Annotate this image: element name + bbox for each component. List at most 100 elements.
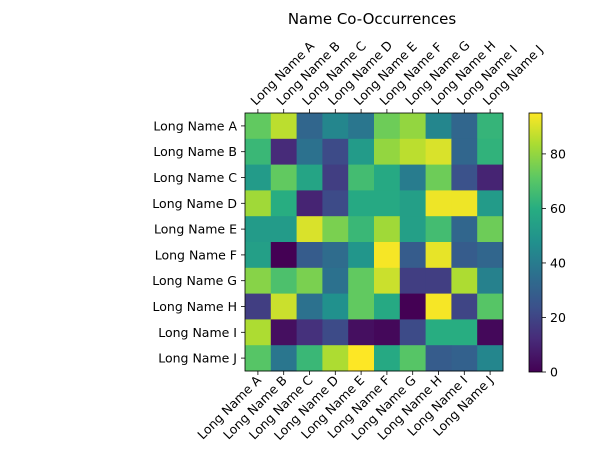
heatmap-cell: [451, 113, 478, 140]
heatmap-cell: [451, 164, 478, 191]
heatmap-cell: [296, 216, 323, 243]
heatmap-cell: [270, 113, 297, 140]
heatmap-cell: [425, 345, 452, 372]
heatmap-cell: [477, 267, 504, 294]
y-tick-label: Long Name J: [158, 351, 237, 366]
heatmap-cell: [399, 190, 426, 217]
heatmap-cell: [296, 293, 323, 320]
heatmap-cell: [296, 138, 323, 165]
heatmap-cell: [425, 242, 452, 269]
y-tick-label: Long Name H: [153, 299, 237, 314]
heatmap-cell: [270, 190, 297, 217]
heatmap-cell: [322, 319, 349, 346]
heatmap-cell: [245, 293, 272, 320]
heatmap-cell: [425, 216, 452, 243]
y-tick-label: Long Name G: [152, 273, 237, 288]
y-tick-label: Long Name A: [153, 118, 237, 133]
heatmap-cell: [270, 164, 297, 191]
heatmap-cell: [477, 113, 504, 140]
plot-frame: [244, 112, 504, 372]
heatmap-cell: [245, 190, 272, 217]
heatmap-cells: [244, 112, 504, 372]
heatmap-cell: [451, 267, 478, 294]
heatmap-cell: [399, 216, 426, 243]
heatmap-cell: [270, 345, 297, 372]
heatmap-cell: [477, 345, 504, 372]
heatmap-cell: [348, 345, 375, 372]
colorbar-tick-label: 80: [550, 146, 566, 161]
y-tick-label: Long Name D: [152, 196, 237, 211]
heatmap-cell: [374, 319, 401, 346]
heatmap-cell: [399, 267, 426, 294]
heatmap-cell: [477, 242, 504, 269]
heatmap-cell: [451, 216, 478, 243]
heatmap-cell: [245, 113, 272, 140]
heatmap-cell: [477, 138, 504, 165]
heatmap-cell: [399, 138, 426, 165]
heatmap-cell: [425, 293, 452, 320]
heatmap-cell: [348, 190, 375, 217]
heatmap-cell: [451, 345, 478, 372]
heatmap-cell: [374, 113, 401, 140]
heatmap-cell: [322, 293, 349, 320]
heatmap-cell: [322, 216, 349, 243]
heatmap-cell: [322, 164, 349, 191]
heatmap-cell: [399, 242, 426, 269]
heatmap-cell: [270, 216, 297, 243]
heatmap-cell: [374, 242, 401, 269]
heatmap-cell: [425, 319, 452, 346]
heatmap-cell: [477, 293, 504, 320]
heatmap-cell: [348, 216, 375, 243]
heatmap-cell: [245, 138, 272, 165]
heatmap-cell: [296, 345, 323, 372]
heatmap-cell: [270, 293, 297, 320]
heatmap-cell: [348, 319, 375, 346]
colorbar: 0 20 40 60 80: [528, 112, 566, 380]
heatmap-cell: [322, 113, 349, 140]
heatmap-cell: [477, 164, 504, 191]
heatmap-cell: [270, 138, 297, 165]
y-tick-label: Long Name E: [154, 222, 237, 237]
y-tick-label: Long Name C: [153, 170, 237, 185]
heatmap-cell: [399, 164, 426, 191]
heatmap-cell: [348, 138, 375, 165]
heatmap-cell: [451, 190, 478, 217]
heatmap-cell: [245, 267, 272, 294]
heatmap-cell: [322, 138, 349, 165]
colorbar-tick-label: 0: [550, 365, 558, 380]
heatmap-cell: [245, 164, 272, 191]
heatmap-cell: [296, 190, 323, 217]
heatmap-cell: [374, 293, 401, 320]
heatmap-cell: [399, 319, 426, 346]
heatmap-cell: [296, 319, 323, 346]
y-tick-label: Long Name F: [155, 247, 237, 262]
heatmap-cell: [322, 242, 349, 269]
heatmap-cell: [374, 345, 401, 372]
heatmap-cell: [477, 319, 504, 346]
y-tick-label: Long Name B: [153, 144, 237, 159]
heatmap-cell: [425, 267, 452, 294]
heatmap-cell: [270, 242, 297, 269]
heatmap-cell: [270, 267, 297, 294]
heatmap-cell: [348, 242, 375, 269]
heatmap-cell: [374, 190, 401, 217]
heatmap-cell: [399, 345, 426, 372]
heatmap-cell: [245, 242, 272, 269]
chart-title: Name Co-Occurrences: [288, 10, 457, 28]
y-tick-label: Long Name I: [158, 325, 237, 340]
heatmap-cell: [425, 113, 452, 140]
y-axis-ticks: Long Name A Long Name B Long Name C Long Na…: [152, 118, 245, 366]
heatmap-cell: [296, 242, 323, 269]
heatmap-cell: [322, 190, 349, 217]
heatmap-cell: [296, 164, 323, 191]
heatmap-cell: [245, 216, 272, 243]
heatmap-cell: [296, 267, 323, 294]
heatmap-cell: [348, 164, 375, 191]
heatmap-cell: [425, 138, 452, 165]
heatmap-cell: [348, 293, 375, 320]
heatmap-cell: [374, 138, 401, 165]
heatmap-cell: [374, 164, 401, 191]
heatmap-cell: [451, 293, 478, 320]
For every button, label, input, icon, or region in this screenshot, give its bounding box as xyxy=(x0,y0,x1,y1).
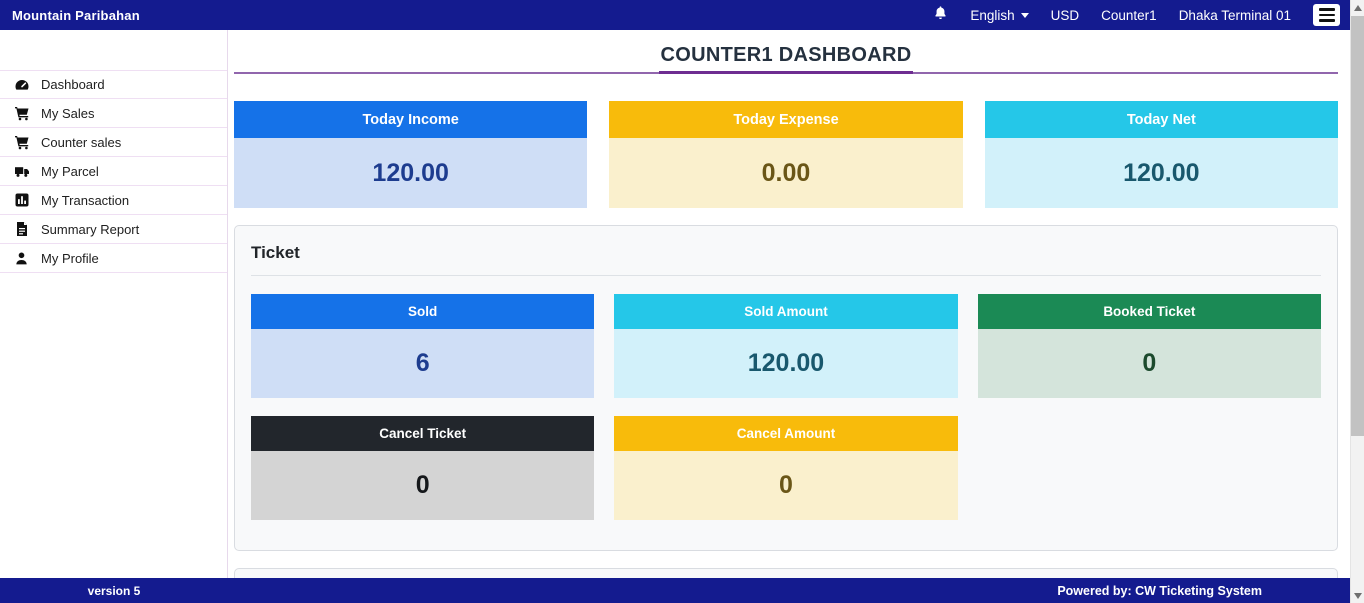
card-value: 120.00 xyxy=(614,329,958,398)
card-header: Cancel Ticket xyxy=(251,416,595,451)
hamburger-icon xyxy=(1318,8,1335,11)
ticket-section-heading: Ticket xyxy=(251,243,300,262)
shopping-cart-icon xyxy=(13,105,30,121)
sidebar-item-label: My Parcel xyxy=(41,163,99,179)
booked-ticket-card: Booked Ticket 0 xyxy=(977,294,1321,398)
sidebar-item-my-transaction[interactable]: My Transaction xyxy=(0,186,227,215)
card-value: 0 xyxy=(977,329,1321,398)
arrow-up-icon xyxy=(1354,4,1362,11)
truck-icon xyxy=(13,163,30,179)
sidebar-item-my-sales[interactable]: My Sales xyxy=(0,99,227,128)
summary-cards: Today Income 120.00 Today Expense 0.00 T… xyxy=(234,101,1338,208)
chevron-down-icon xyxy=(1020,12,1029,18)
card-header: Sold Amount xyxy=(614,294,958,329)
today-net-card: Today Net 120.00 xyxy=(984,101,1338,208)
version-label: version 5 xyxy=(87,583,141,598)
card-header: Today Expense xyxy=(609,101,963,138)
sidebar-item-my-parcel[interactable]: My Parcel xyxy=(0,157,227,186)
card-value: 0 xyxy=(251,451,595,520)
sidebar: Dashboard My Sales Counter sales My Parc… xyxy=(0,30,228,578)
sidebar-item-label: Counter sales xyxy=(41,134,122,150)
card-header: Sold xyxy=(251,294,595,329)
sold-amount-card: Sold Amount 120.00 xyxy=(614,294,958,398)
report-file-icon xyxy=(13,221,30,237)
empty-grid-cell xyxy=(978,416,1321,520)
page-title: COUNTER1 DASHBOARD xyxy=(658,30,914,74)
powered-by-label: Powered by: CW Ticketing System xyxy=(1057,583,1262,598)
sidebar-item-summary-report[interactable]: Summary Report xyxy=(0,215,227,244)
title-underline: COUNTER1 DASHBOARD xyxy=(234,30,1338,74)
scroll-down-button[interactable] xyxy=(1351,588,1364,603)
ticket-cards: Sold 6 Sold Amount 120.00 Booked Ticket … xyxy=(251,294,1321,520)
card-value: 6 xyxy=(251,329,595,398)
card-header: Today Net xyxy=(984,101,1338,138)
sidebar-item-counter-sales[interactable]: Counter sales xyxy=(0,128,227,157)
card-header: Booked Ticket xyxy=(977,294,1321,329)
sidebar-item-label: Summary Report xyxy=(41,221,140,237)
terminal-label[interactable]: Dhaka Terminal 01 xyxy=(1178,7,1291,23)
cancel-ticket-card: Cancel Ticket 0 xyxy=(251,416,595,520)
notifications-button[interactable] xyxy=(933,5,948,25)
card-value: 0 xyxy=(614,451,958,520)
card-header: Cancel Amount xyxy=(614,416,958,451)
today-income-card: Today Income 120.00 xyxy=(234,101,588,208)
cancel-amount-card: Cancel Amount 0 xyxy=(614,416,958,520)
sidebar-item-label: My Profile xyxy=(41,250,99,266)
arrow-down-icon xyxy=(1354,592,1362,599)
sidebar-item-label: My Transaction xyxy=(41,192,130,208)
language-label: English xyxy=(970,7,1015,23)
language-dropdown[interactable]: English xyxy=(970,7,1029,23)
vertical-scrollbar[interactable] xyxy=(1350,0,1364,603)
sidebar-item-my-profile[interactable]: My Profile xyxy=(0,244,227,273)
today-expense-card: Today Expense 0.00 xyxy=(609,101,963,208)
card-value: 120.00 xyxy=(234,138,588,208)
dashboard-gauge-icon xyxy=(13,77,30,93)
card-header: Today Income xyxy=(234,101,588,138)
top-navbar: Mountain Paribahan English USD Counter1 … xyxy=(0,0,1350,30)
bar-chart-icon xyxy=(13,192,30,208)
ticket-section: Ticket Sold 6 Sold Amount 120.00 Booked … xyxy=(234,225,1338,551)
brand-title: Mountain Paribahan xyxy=(12,7,140,23)
scroll-up-button[interactable] xyxy=(1351,0,1364,15)
currency-label[interactable]: USD xyxy=(1050,7,1080,23)
sold-card: Sold 6 xyxy=(251,294,595,398)
bell-icon xyxy=(933,5,948,25)
footer-bar: version 5 Powered by: CW Ticketing Syste… xyxy=(0,578,1350,603)
navbar-right-group: English USD Counter1 Dhaka Terminal 01 xyxy=(933,4,1340,26)
card-value: 120.00 xyxy=(984,138,1338,208)
bottom-section-card xyxy=(234,568,1338,578)
section-divider xyxy=(251,275,1321,276)
sidebar-item-label: Dashboard xyxy=(41,77,105,92)
user-icon xyxy=(13,251,30,266)
hamburger-menu-button[interactable] xyxy=(1313,4,1340,26)
scrollbar-thumb[interactable] xyxy=(1351,16,1364,436)
main-content: COUNTER1 DASHBOARD Today Income 120.00 T… xyxy=(228,30,1350,578)
shopping-cart-icon xyxy=(13,134,30,150)
sidebar-menu: Dashboard My Sales Counter sales My Parc… xyxy=(0,70,227,273)
counter-label[interactable]: Counter1 xyxy=(1101,7,1157,23)
sidebar-item-dashboard[interactable]: Dashboard xyxy=(0,70,227,99)
card-value: 0.00 xyxy=(609,138,963,208)
sidebar-item-label: My Sales xyxy=(41,105,95,121)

## Written exercise
Arrange the data from the line with "heatmap-cell: [451, 113, 478, 140]" to the line with "heatmap-cell: [296, 293, 323, 320]", both included, as a Markdown table with the columns Row and Line, leaving out any blank lines.

## Expected answer
| Row | Line |
|---|---|
| 1 | heatmap-cell: [451, 113, 478, 140] |
| 2 | heatmap-cell: [451, 164, 478, 191] |
| 3 | heatmap-cell: [296, 216, 323, 243] |
| 4 | heatmap-cell: [270, 113, 297, 140] |
| 5 | heatmap-cell: [425, 345, 452, 372] |
| 6 | heatmap-cell: [477, 267, 504, 294] |
| 7 | y-tick-label: Long Name J: [158, 351, 237, 366] |
| 8 | heatmap-cell: [399, 190, 426, 217] |
| 9 | heatmap-cell: [296, 293, 323, 320] |